- **PROBLEM TO SOLVE**: Print all of the entries exactly, minus the pictures.

--- START OF RECORDS PROVIDED ---

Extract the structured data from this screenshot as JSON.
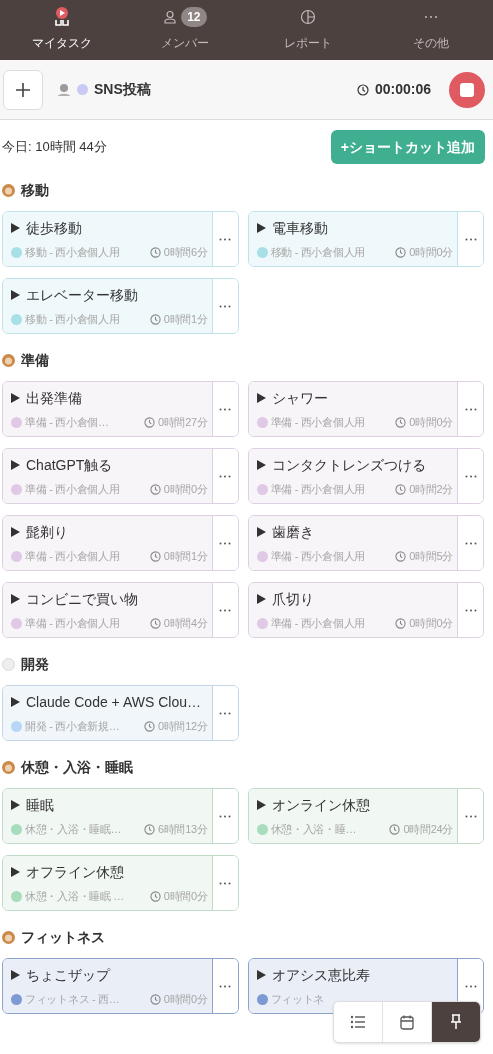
{
  "nav": [
    {
      "label": "マイタスク",
      "selected": true
    },
    {
      "label": "メンバー",
      "badge": "12",
      "selected": false
    },
    {
      "label": "レポート",
      "selected": false
    },
    {
      "label": "その他",
      "selected": false
    }
  ],
  "timer": {
    "task": "SNS投稿",
    "elapsed": "00:00:06",
    "running": true
  },
  "today": "今日: 10時間 44分",
  "shortcut_button": "+ショートカット追加",
  "groups": [
    {
      "name": "移動",
      "kind": "photo",
      "color": "#a9e0e8",
      "cards": [
        {
          "title": "徒歩移動",
          "project": "移動 - 西小倉個人用",
          "time": "0時間6分"
        },
        {
          "title": "電車移動",
          "project": "移動 - 西小倉個人用",
          "time": "0時間0分"
        },
        {
          "title": "エレベーター移動",
          "project": "移動 - 西小倉個人用",
          "time": "0時間1分"
        }
      ]
    },
    {
      "name": "準備",
      "kind": "photo",
      "color": "#e0c9e6",
      "cards": [
        {
          "title": "出発準備",
          "project": "準備 - 西小倉個…",
          "time": "0時間27分"
        },
        {
          "title": "シャワー",
          "project": "準備 - 西小倉個人用",
          "time": "0時間0分"
        },
        {
          "title": "ChatGPT触る",
          "project": "準備 - 西小倉個人用",
          "time": "0時間0分"
        },
        {
          "title": "コンタクトレンズつける",
          "project": "準備 - 西小倉個人用",
          "time": "0時間2分"
        },
        {
          "title": "髭剃り",
          "project": "準備 - 西小倉個人用",
          "time": "0時間1分"
        },
        {
          "title": "歯磨き",
          "project": "準備 - 西小倉個人用",
          "time": "0時間5分"
        },
        {
          "title": "コンビニで買い物",
          "project": "準備 - 西小倉個人用",
          "time": "0時間4分"
        },
        {
          "title": "爪切り",
          "project": "準備 - 西小倉個人用",
          "time": "0時間0分"
        }
      ]
    },
    {
      "name": "開発",
      "kind": "blank",
      "color": "#b8d6f5",
      "cards": [
        {
          "title": "Claude Code + AWS Clou…",
          "project": "開発 - 西小倉新規…",
          "time": "0時間12分"
        }
      ]
    },
    {
      "name": "休憩・入浴・睡眠",
      "kind": "photo",
      "color": "#a7dcbd",
      "cards": [
        {
          "title": "睡眠",
          "project": "休憩・入浴・睡眠…",
          "time": "6時間13分"
        },
        {
          "title": "オンライン休憩",
          "project": "休憩・入浴・睡…",
          "time": "0時間24分"
        },
        {
          "title": "オフライン休憩",
          "project": "休憩・入浴・睡眠 …",
          "time": "0時間0分"
        }
      ]
    },
    {
      "name": "フィットネス",
      "kind": "photo",
      "color": "#7d9bd2",
      "cards": [
        {
          "title": "ちょこザップ",
          "project": "フィットネス - 西…",
          "time": "0時間0分"
        },
        {
          "title": "オアシス恵比寿",
          "project": "フィットネ"
        }
      ]
    }
  ],
  "view_switcher": [
    {
      "selected": false
    },
    {
      "selected": false
    },
    {
      "selected": true
    }
  ]
}
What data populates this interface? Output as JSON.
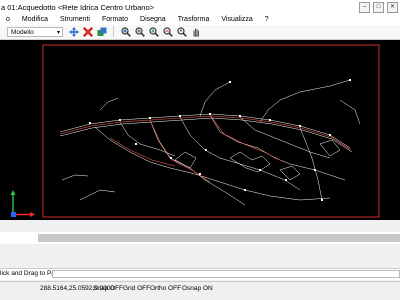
{
  "window": {
    "title": "a 01:Acquedotto <Rete Idrica Centro Urbano>",
    "min_glyph": "–",
    "max_glyph": "□",
    "close_glyph": "✕"
  },
  "menu": [
    "o",
    "Modifica",
    "Strumenti",
    "Formato",
    "Disegna",
    "Trasforma",
    "Visualizza",
    "?"
  ],
  "toolbar": {
    "layout_value": "Modello",
    "icons": [
      "move-icon",
      "delete-icon",
      "add-icon",
      "zoom-window-icon",
      "zoom-extents-icon",
      "zoom-in-icon",
      "zoom-out-icon",
      "zoom-realtime-icon",
      "pan-icon"
    ]
  },
  "command": {
    "prompt": "lick and Drag to Pan:"
  },
  "status": {
    "coords": "288.5164,25.0592,0.0000",
    "snap": "Snap OFF",
    "grid": "Grid OFF",
    "ortho": "Ortho OFF",
    "osnap": "Osnap ON"
  },
  "colors": {
    "canvas": "#000000",
    "frame": "#ff3b3b",
    "drawing": "#ffffff"
  }
}
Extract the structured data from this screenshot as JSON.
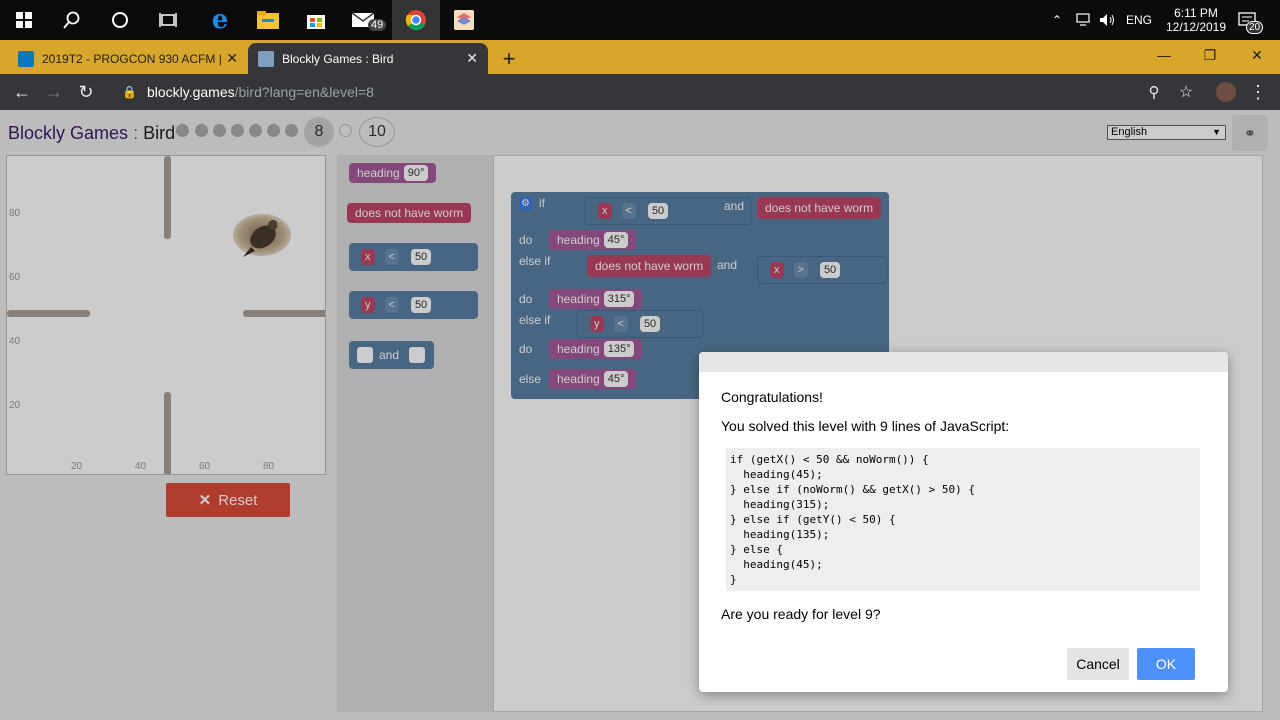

--- END OF RECORDS PROVIDED ---

- **REPLY**:
Extract the structured data from this screenshot as JSON.
{
  "nav": [
    {
      "label": "マイタスク",
      "selected": true
    },
    {
      "label": "メンバー",
      "badge": "12",
      "selected": false
    },
    {
      "label": "レポート",
      "selected": false
    },
    {
      "label": "その他",
      "selected": false
    }
  ],
  "timer": {
    "task": "SNS投稿",
    "elapsed": "00:00:06",
    "running": true
  },
  "today": "今日: 10時間 44分",
  "shortcut_button": "+ショートカット追加",
  "groups": [
    {
      "name": "移動",
      "kind": "photo",
      "color": "#a9e0e8",
      "cards": [
        {
          "title": "徒歩移動",
          "project": "移動 - 西小倉個人用",
          "time": "0時間6分"
        },
        {
          "title": "電車移動",
          "project": "移動 - 西小倉個人用",
          "time": "0時間0分"
        },
        {
          "title": "エレベーター移動",
          "project": "移動 - 西小倉個人用",
          "time": "0時間1分"
        }
      ]
    },
    {
      "name": "準備",
      "kind": "photo",
      "color": "#e0c9e6",
      "cards": [
        {
          "title": "出発準備",
          "project": "準備 - 西小倉個…",
          "time": "0時間27分"
        },
        {
          "title": "シャワー",
          "project": "準備 - 西小倉個人用",
          "time": "0時間0分"
        },
        {
          "title": "ChatGPT触る",
          "project": "準備 - 西小倉個人用",
          "time": "0時間0分"
        },
        {
          "title": "コンタクトレンズつける",
          "project": "準備 - 西小倉個人用",
          "time": "0時間2分"
        },
        {
          "title": "髭剃り",
          "project": "準備 - 西小倉個人用",
          "time": "0時間1分"
        },
        {
          "title": "歯磨き",
          "project": "準備 - 西小倉個人用",
          "time": "0時間5分"
        },
        {
          "title": "コンビニで買い物",
          "project": "準備 - 西小倉個人用",
          "time": "0時間4分"
        },
        {
          "title": "爪切り",
          "project": "準備 - 西小倉個人用",
          "time": "0時間0分"
        }
      ]
    },
    {
      "name": "開発",
      "kind": "blank",
      "color": "#b8d6f5",
      "cards": [
        {
          "title": "Claude Code + AWS Clou…",
          "project": "開発 - 西小倉新規…",
          "time": "0時間12分"
        }
      ]
    },
    {
      "name": "休憩・入浴・睡眠",
      "kind": "photo",
      "color": "#a7dcbd",
      "cards": [
        {
          "title": "睡眠",
          "project": "休憩・入浴・睡眠…",
          "time": "6時間13分"
        },
        {
          "title": "オンライン休憩",
          "project": "休憩・入浴・睡…",
          "time": "0時間24分"
        },
        {
          "title": "オフライン休憩",
          "project": "休憩・入浴・睡眠 …",
          "time": "0時間0分"
        }
      ]
    },
    {
      "name": "フィットネス",
      "kind": "photo",
      "color": "#7d9bd2",
      "cards": [
        {
          "title": "ちょこザップ",
          "project": "フィットネス - 西…",
          "time": "0時間0分"
        },
        {
          "title": "オアシス恵比寿",
          "project": "フィットネ"
        }
      ]
    }
  ],
  "view_switcher": [
    {
      "selected": false
    },
    {
      "selected": false
    },
    {
      "selected": true
    }
  ]
}
What data populates this interface? Output as JSON.
{
  "window": {
    "title": "a 01:Acquedotto <Rete Idrica Centro Urbano>",
    "min_glyph": "–",
    "max_glyph": "□",
    "close_glyph": "✕"
  },
  "menu": [
    "o",
    "Modifica",
    "Strumenti",
    "Formato",
    "Disegna",
    "Trasforma",
    "Visualizza",
    "?"
  ],
  "toolbar": {
    "layout_value": "Modello",
    "icons": [
      "move-icon",
      "delete-icon",
      "add-icon",
      "zoom-window-icon",
      "zoom-extents-icon",
      "zoom-in-icon",
      "zoom-out-icon",
      "zoom-realtime-icon",
      "pan-icon"
    ]
  },
  "command": {
    "prompt": "lick and Drag to Pan:"
  },
  "status": {
    "coords": "288.5164,25.0592,0.0000",
    "snap": "Snap OFF",
    "grid": "Grid OFF",
    "ortho": "Ortho OFF",
    "osnap": "Osnap ON"
  },
  "colors": {
    "canvas": "#000000",
    "frame": "#ff3b3b",
    "drawing": "#ffffff"
  }
}
Extract the structured data from this screenshot as JSON.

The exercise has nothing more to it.